Every entry below should be repeated exactly; the pictures should not.

Dataset items

_____

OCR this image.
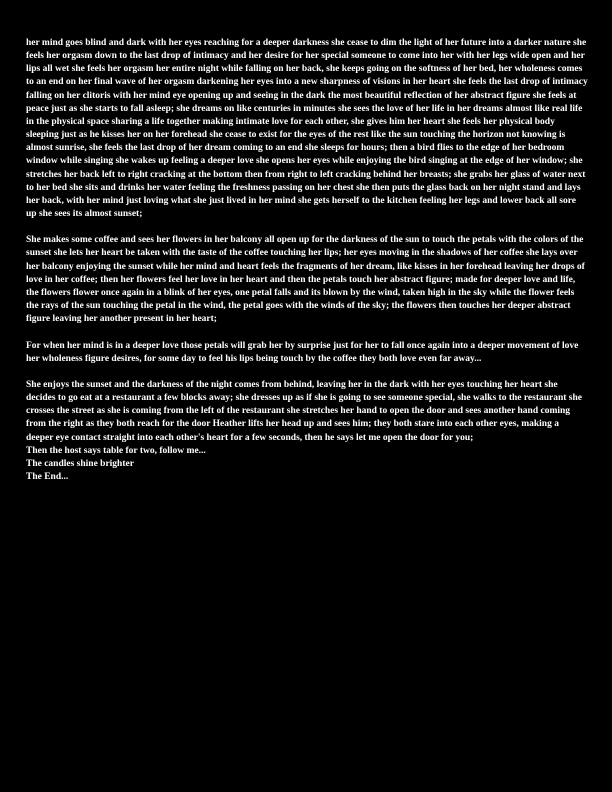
her mind goes blind and dark with her eyes reaching for a deeper darkness she cease to dim the light of her future into a darker nature she feels her orgasm down to the last drop of intimacy and her desire for her special someone to come into her with her legs wide open and her lips all wet she feels her orgasm her entire night while falling on her back, she keeps going on the softness of her bed, her wholeness comes to an end on her final wave of her orgasm darkening her eyes into a new sharpness of visions in her heart she feels the last drop of intimacy falling on her clitoris with her mind eye opening up and seeing in the dark the most beautiful reflection of her abstract figure she feels at peace just as she starts to fall asleep; she dreams on like centuries in minutes she sees the love of her life in her dreams almost like real life in the physical space sharing a life together making intimate love for each other, she gives him her heart she feels her physical body sleeping just as he kisses her on her forehead she cease to exist for the eyes of the rest like the sun touching the horizon not knowing is almost sunrise, she feels the last drop of her dream coming to an end she sleeps for hours; then a bird flies to the edge of her bedroom window while singing she wakes up feeling a deeper love she opens her eyes while enjoying the bird singing at the edge of her window; she stretches her back left to right cracking at the bottom then from right to left cracking behind her breasts; she grabs her glass of water next to her bed she sits and drinks her water feeling the freshness passing on her chest she then puts the glass back on her night stand and lays her back, with her mind just loving what she just lived in her mind she gets herself to the kitchen feeling her legs and lower back all sore up she sees its almost sunset;

She makes some coffee and sees her flowers in her balcony all open up for the darkness of the sun to touch the petals with the colors of the sunset she lets her heart be taken with the taste of the coffee touching her lips; her eyes moving in the shadows of her coffee she lays over her balcony enjoying the sunset while her mind and heart feels the fragments of her dream, like kisses in her forehead leaving her drops of love in her coffee; then her flowers feel her love in her heart and then the petals touch her abstract figure; made for deeper love and life, the flowers flower once again in a blink of her eyes, one petal falls and its blown by the wind, taken high in the sky while the flower feels the rays of the sun touching the petal in the wind, the petal goes with the winds of the sky; the flowers then touches her deeper abstract figure leaving her another present in her heart;

For when her mind is in a deeper love those petals will grab her by surprise just for her to fall once again into a deeper movement of love her wholeness figure desires, for some day to feel his lips being touch by the coffee they both love even far away...

She enjoys the sunset and the darkness of the night comes from behind, leaving her in the dark with her eyes touching her heart she decides to go eat at a restaurant a few blocks away; she dresses up as if she is going to see someone special, she walks to the restaurant she crosses the street as she is coming from the left of the restaurant she stretches her hand to open the door and sees another hand coming from the right as they both reach for the door Heather lifts her head up and sees him; they both stare into each other eyes, making a deeper eye contact straight into each other's heart for a few seconds, then he says let me open the door for you;

Then the host says table for two, follow me...
The candles shine brighter
The End...
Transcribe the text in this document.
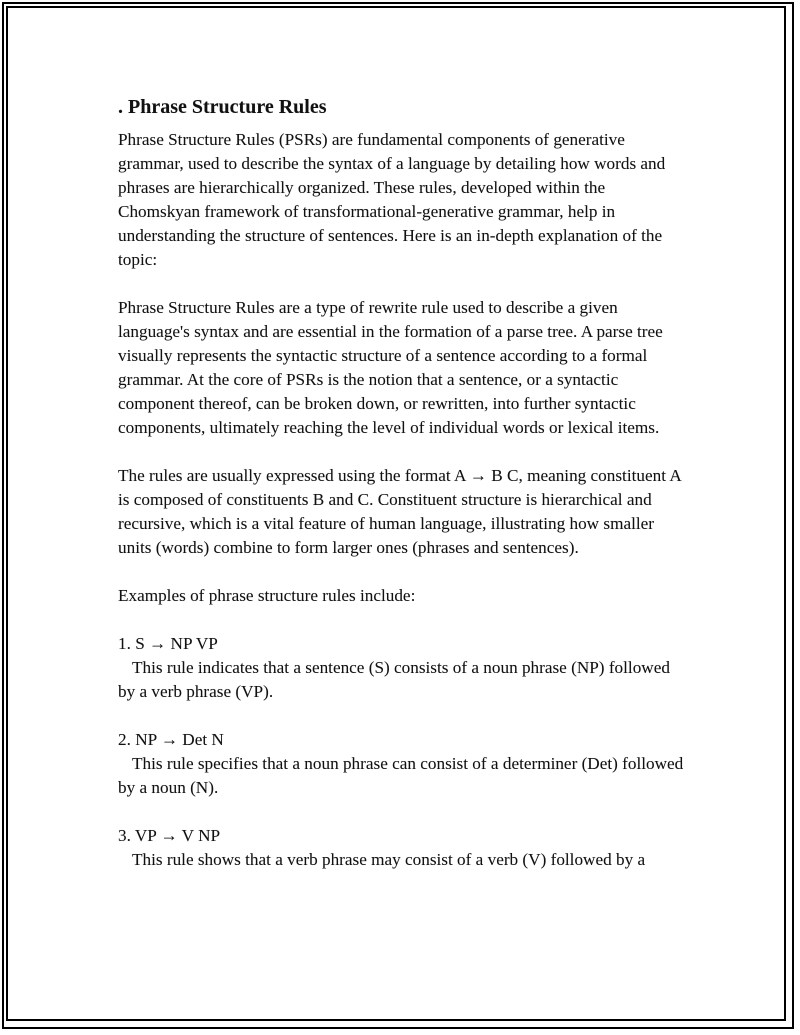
. Phrase Structure Rules
Phrase Structure Rules (PSRs) are fundamental components of generative grammar, used to describe the syntax of a language by detailing how words and phrases are hierarchically organized. These rules, developed within the Chomskyan framework of transformational-generative grammar, help in understanding the structure of sentences. Here is an in-depth explanation of the topic:
Phrase Structure Rules are a type of rewrite rule used to describe a given language's syntax and are essential in the formation of a parse tree. A parse tree visually represents the syntactic structure of a sentence according to a formal grammar. At the core of PSRs is the notion that a sentence, or a syntactic component thereof, can be broken down, or rewritten, into further syntactic components, ultimately reaching the level of individual words or lexical items.
The rules are usually expressed using the format A → B C, meaning constituent A is composed of constituents B and C. Constituent structure is hierarchical and recursive, which is a vital feature of human language, illustrating how smaller units (words) combine to form larger ones (phrases and sentences).
Examples of phrase structure rules include:
1. S → NP VP
This rule indicates that a sentence (S) consists of a noun phrase (NP) followed by a verb phrase (VP).
2. NP → Det N
This rule specifies that a noun phrase can consist of a determiner (Det) followed by a noun (N).
3. VP → V NP
This rule shows that a verb phrase may consist of a verb (V) followed by a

_____

Response below:
OCR this image.
her mind goes blind and dark with her eyes reaching for a deeper darkness she cease to dim the light of her future into a darker nature she feels her orgasm down to the last drop of intimacy and her desire for her special someone to come into her with her legs wide open and her lips all wet she feels her orgasm her entire night while falling on her back, she keeps going on the softness of her bed, her wholeness comes to an end on her final wave of her orgasm darkening her eyes into a new sharpness of visions in her heart she feels the last drop of intimacy falling on her clitoris with her mind eye opening up and seeing in the dark the most beautiful reflection of her abstract figure she feels at peace just as she starts to fall asleep; she dreams on like centuries in minutes she sees the love of her life in her dreams almost like real life in the physical space sharing a life together making intimate love for each other, she gives him her heart she feels her physical body sleeping just as he kisses her on her forehead she cease to exist for the eyes of the rest like the sun touching the horizon not knowing is almost sunrise, she feels the last drop of her dream coming to an end she sleeps for hours; then a bird flies to the edge of her bedroom window while singing she wakes up feeling a deeper love she opens her eyes while enjoying the bird singing at the edge of her window; she stretches her back left to right cracking at the bottom then from right to left cracking behind her breasts; she grabs her glass of water next to her bed she sits and drinks her water feeling the freshness passing on her chest she then puts the glass back on her night stand and lays her back, with her mind just loving what she just lived in her mind she gets herself to the kitchen feeling her legs and lower back all sore up she sees its almost sunset;

She makes some coffee and sees her flowers in her balcony all open up for the darkness of the sun to touch the petals with the colors of the sunset she lets her heart be taken with the taste of the coffee touching her lips; her eyes moving in the shadows of her coffee she lays over her balcony enjoying the sunset while her mind and heart feels the fragments of her dream, like kisses in her forehead leaving her drops of love in her coffee; then her flowers feel her love in her heart and then the petals touch her abstract figure; made for deeper love and life, the flowers flower once again in a blink of her eyes, one petal falls and its blown by the wind, taken high in the sky while the flower feels the rays of the sun touching the petal in the wind, the petal goes with the winds of the sky; the flowers then touches her deeper abstract figure leaving her another present in her heart;

For when her mind is in a deeper love those petals will grab her by surprise just for her to fall once again into a deeper movement of love her wholeness figure desires, for some day to feel his lips being touch by the coffee they both love even far away...

She enjoys the sunset and the darkness of the night comes from behind, leaving her in the dark with her eyes touching her heart she decides to go eat at a restaurant a few blocks away; she dresses up as if she is going to see someone special, she walks to the restaurant she crosses the street as she is coming from the left of the restaurant she stretches her hand to open the door and sees another hand coming from the right as they both reach for the door Heather lifts her head up and sees him; they both stare into each other eyes, making a deeper eye contact straight into each other's heart for a few seconds, then he says let me open the door for you;

Then the host says table for two, follow me...
The candles shine brighter
The End...
Transcribe the text in this document.
. Phrase Structure Rules
Phrase Structure Rules (PSRs) are fundamental components of generative grammar, used to describe the syntax of a language by detailing how words and phrases are hierarchically organized. These rules, developed within the Chomskyan framework of transformational-generative grammar, help in understanding the structure of sentences. Here is an in-depth explanation of the topic:
Phrase Structure Rules are a type of rewrite rule used to describe a given language's syntax and are essential in the formation of a parse tree. A parse tree visually represents the syntactic structure of a sentence according to a formal grammar. At the core of PSRs is the notion that a sentence, or a syntactic component thereof, can be broken down, or rewritten, into further syntactic components, ultimately reaching the level of individual words or lexical items.
The rules are usually expressed using the format A → B C, meaning constituent A is composed of constituents B and C. Constituent structure is hierarchical and recursive, which is a vital feature of human language, illustrating how smaller units (words) combine to form larger ones (phrases and sentences).
Examples of phrase structure rules include:
1. S → NP VP
This rule indicates that a sentence (S) consists of a noun phrase (NP) followed by a verb phrase (VP).
2. NP → Det N
This rule specifies that a noun phrase can consist of a determiner (Det) followed by a noun (N).
3. VP → V NP
This rule shows that a verb phrase may consist of a verb (V) followed by a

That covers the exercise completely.